**Given exercise**
Put every line of the records below into a Markdown table with the columns "Row" and "Entry". Number the rows in the first column and put each line in the second. Leave out blank lines and pictures.

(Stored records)
========================
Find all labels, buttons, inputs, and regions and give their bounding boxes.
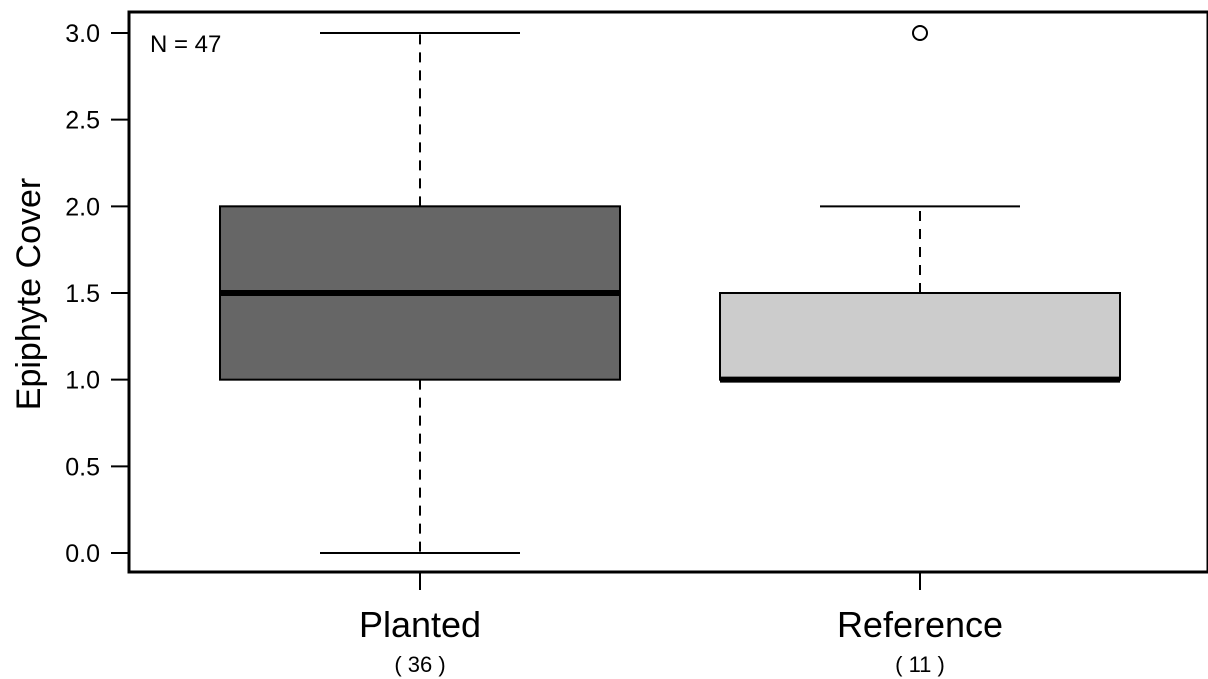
y-tick-label: 2.5 bbox=[65, 107, 100, 135]
group-count-label: ( 11 ) bbox=[895, 652, 945, 677]
y-tick-label: 1.5 bbox=[65, 280, 100, 308]
x-tick-label: Reference bbox=[837, 604, 1003, 645]
y-tick-label: 2.0 bbox=[65, 193, 100, 221]
x-axis: Planted ( 36 ) Reference ( 11 ) bbox=[359, 572, 1003, 677]
box-planted bbox=[219, 32, 621, 554]
y-tick-label: 3.0 bbox=[65, 20, 100, 48]
y-tick-label: 1.0 bbox=[65, 367, 100, 395]
y-axis: 0.0 0.5 1.0 1.5 2.0 2.5 3.0 bbox=[65, 20, 130, 568]
box-reference bbox=[719, 25, 1121, 383]
y-axis-label: Epiphyte Cover bbox=[10, 178, 48, 410]
outlier-point bbox=[912, 25, 928, 41]
box-series bbox=[219, 25, 1121, 554]
group-count-label: ( 36 ) bbox=[394, 652, 445, 677]
box-body bbox=[719, 292, 1121, 381]
sample-size-annotation: N = 47 bbox=[150, 31, 221, 58]
y-tick-label: 0.5 bbox=[65, 453, 100, 481]
y-tick-label: 0.0 bbox=[65, 540, 100, 568]
x-tick-label: Planted bbox=[359, 604, 481, 645]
========================
**Solution**
| Row | Entry |
|---|---|
| 1 | Find all labels, buttons, inputs, and regions and give their bounding boxes. |
| 2 | y-tick-label: 2.5 bbox=[65, 107, 100, 135] |
| 3 | group-count-label: ( 11 ) bbox=[895, 652, 945, 677] |
| 4 | y-tick-label: 1.5 bbox=[65, 280, 100, 308] |
| 5 | x-tick-label: Reference bbox=[837, 604, 1003, 645] |
| 6 | y-tick-label: 2.0 bbox=[65, 193, 100, 221] |
| 7 | x-axis: Planted ( 36 ) Reference ( 11 ) bbox=[359, 572, 1003, 677] |
| 8 | box-planted bbox=[219, 32, 621, 554] |
| 9 | y-tick-label: 3.0 bbox=[65, 20, 100, 48] |
| 10 | y-tick-label: 1.0 bbox=[65, 367, 100, 395] |
| 11 | y-axis: 0.0 0.5 1.0 1.5 2.0 2.5 3.0 bbox=[65, 20, 130, 568] |
| 12 | box-reference bbox=[719, 25, 1121, 383] |
| 13 | y-axis-label: Epiphyte Cover bbox=[10, 178, 48, 410] |
| 14 | outlier-point bbox=[912, 25, 928, 41] |
| 15 | box-series bbox=[219, 25, 1121, 554] |
| 16 | group-count-label: ( 36 ) bbox=[394, 652, 445, 677] |
| 17 | box-body bbox=[719, 292, 1121, 381] |
| 18 | sample-size-annotation: N = 47 bbox=[150, 31, 221, 58] |
| 19 | y-tick-label: 0.5 bbox=[65, 453, 100, 481] |
| 20 | y-tick-label: 0.0 bbox=[65, 540, 100, 568] |
| 21 | x-tick-label: Planted bbox=[359, 604, 481, 645] |